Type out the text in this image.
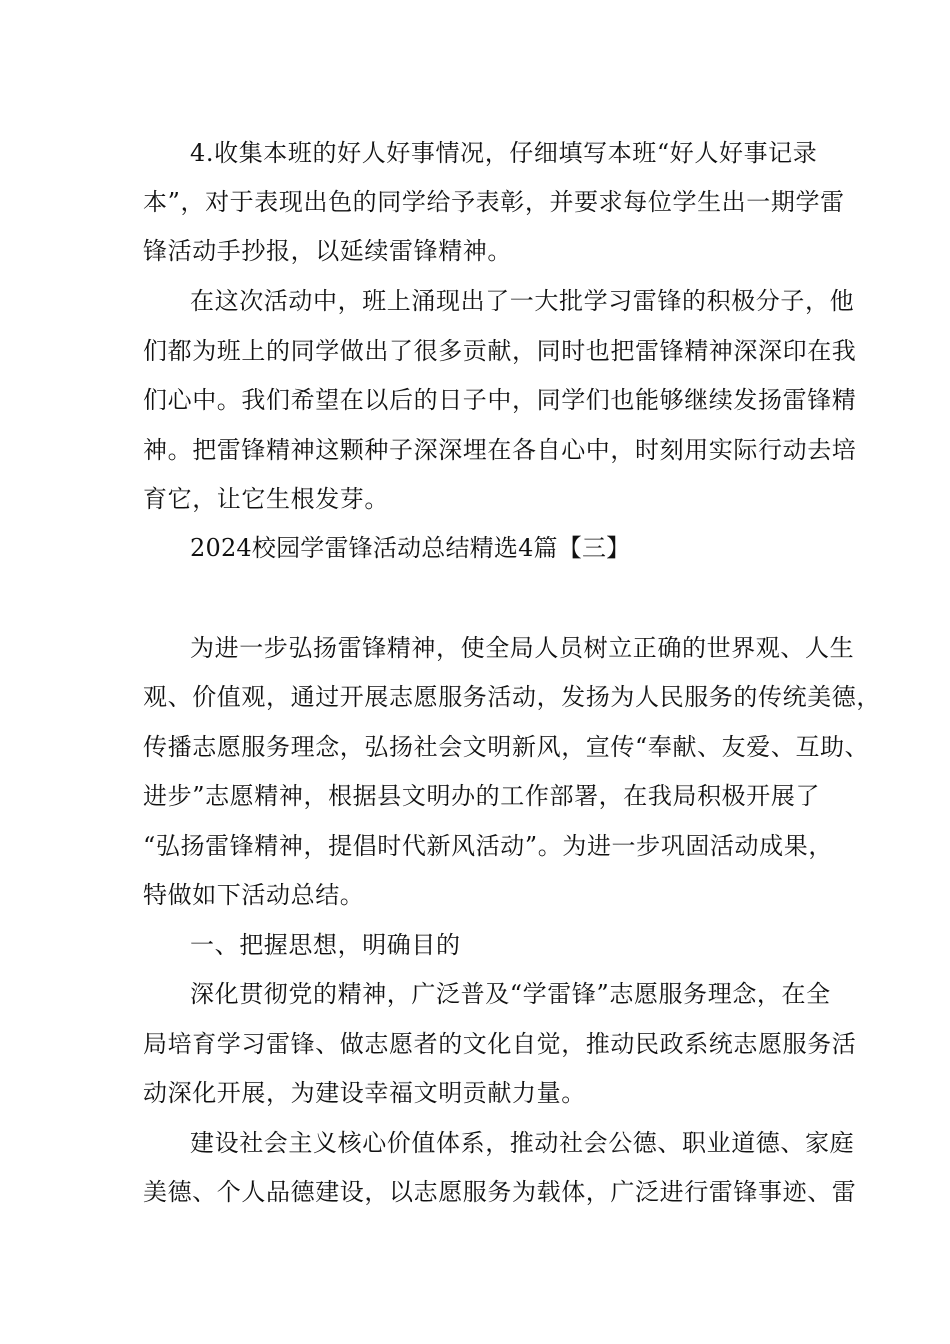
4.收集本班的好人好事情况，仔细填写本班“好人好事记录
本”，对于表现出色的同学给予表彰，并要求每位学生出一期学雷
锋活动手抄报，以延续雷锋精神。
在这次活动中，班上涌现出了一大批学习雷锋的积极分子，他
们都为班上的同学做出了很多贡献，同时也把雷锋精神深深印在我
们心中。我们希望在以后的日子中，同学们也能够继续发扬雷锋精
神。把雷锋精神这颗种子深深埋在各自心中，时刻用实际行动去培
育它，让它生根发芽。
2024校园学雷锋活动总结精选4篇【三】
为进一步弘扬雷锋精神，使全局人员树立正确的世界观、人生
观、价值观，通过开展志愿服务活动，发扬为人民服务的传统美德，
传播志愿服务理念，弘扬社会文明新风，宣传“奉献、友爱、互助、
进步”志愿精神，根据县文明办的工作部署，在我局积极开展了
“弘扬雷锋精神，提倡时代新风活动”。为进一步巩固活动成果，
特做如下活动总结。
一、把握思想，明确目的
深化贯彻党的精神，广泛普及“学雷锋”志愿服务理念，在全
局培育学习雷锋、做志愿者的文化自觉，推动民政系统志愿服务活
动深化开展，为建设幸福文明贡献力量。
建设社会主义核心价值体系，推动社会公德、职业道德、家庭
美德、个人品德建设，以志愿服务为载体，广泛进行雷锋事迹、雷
...
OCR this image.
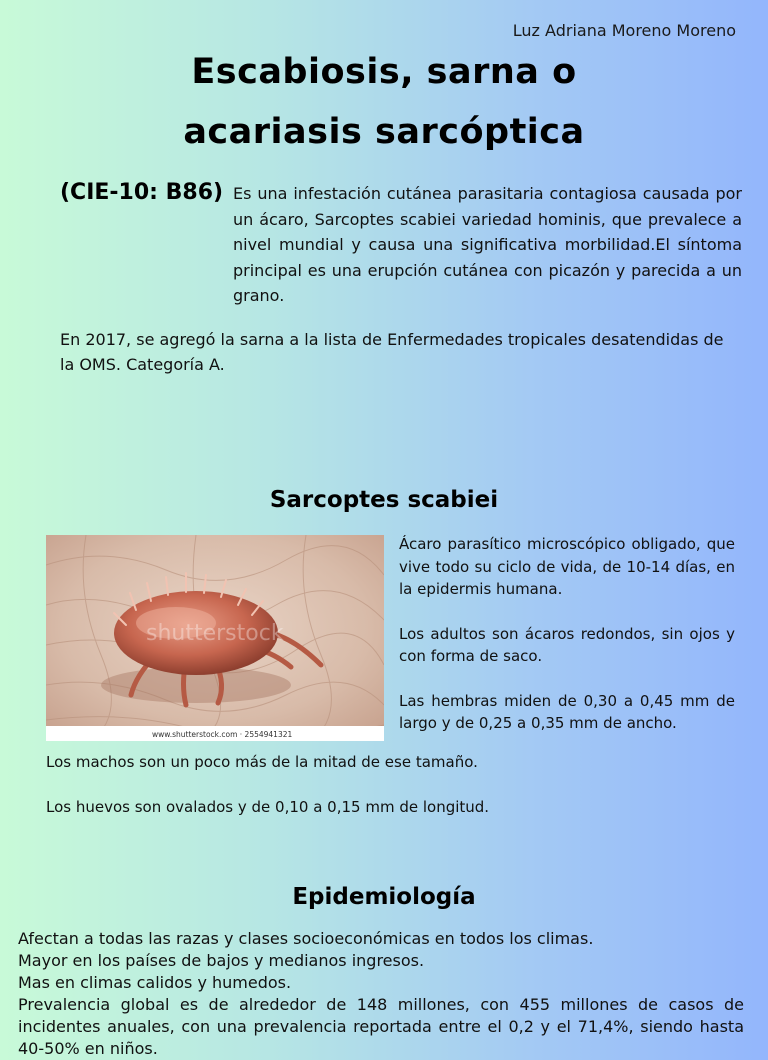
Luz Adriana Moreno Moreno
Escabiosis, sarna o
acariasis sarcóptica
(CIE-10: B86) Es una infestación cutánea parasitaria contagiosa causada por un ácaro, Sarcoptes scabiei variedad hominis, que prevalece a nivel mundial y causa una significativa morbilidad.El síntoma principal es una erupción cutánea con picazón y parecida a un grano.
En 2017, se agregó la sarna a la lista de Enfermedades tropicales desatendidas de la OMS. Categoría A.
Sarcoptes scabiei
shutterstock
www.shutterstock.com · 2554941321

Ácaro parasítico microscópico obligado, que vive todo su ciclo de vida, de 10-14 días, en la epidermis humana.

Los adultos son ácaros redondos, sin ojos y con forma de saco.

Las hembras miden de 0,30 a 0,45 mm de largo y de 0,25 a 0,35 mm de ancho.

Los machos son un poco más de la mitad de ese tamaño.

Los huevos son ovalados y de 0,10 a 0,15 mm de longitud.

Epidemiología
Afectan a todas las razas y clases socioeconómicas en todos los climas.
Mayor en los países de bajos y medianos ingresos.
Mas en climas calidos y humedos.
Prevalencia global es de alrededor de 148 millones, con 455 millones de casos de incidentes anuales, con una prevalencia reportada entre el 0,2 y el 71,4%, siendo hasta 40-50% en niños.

• **WRITTEN REQUEST**: Return each line with "Sarcoptes".

• **PROBLEM SOLUTION**:
(CIE-10: B86) Es una infestación cutánea parasitaria contagiosa causada por un ácaro, Sarcoptes scabiei variedad hominis, que prevalece a nivel mundial y causa una significativa morbilidad.El síntoma principal es una erupción cutánea con picazón y parecida a un grano.
Sarcoptes scabiei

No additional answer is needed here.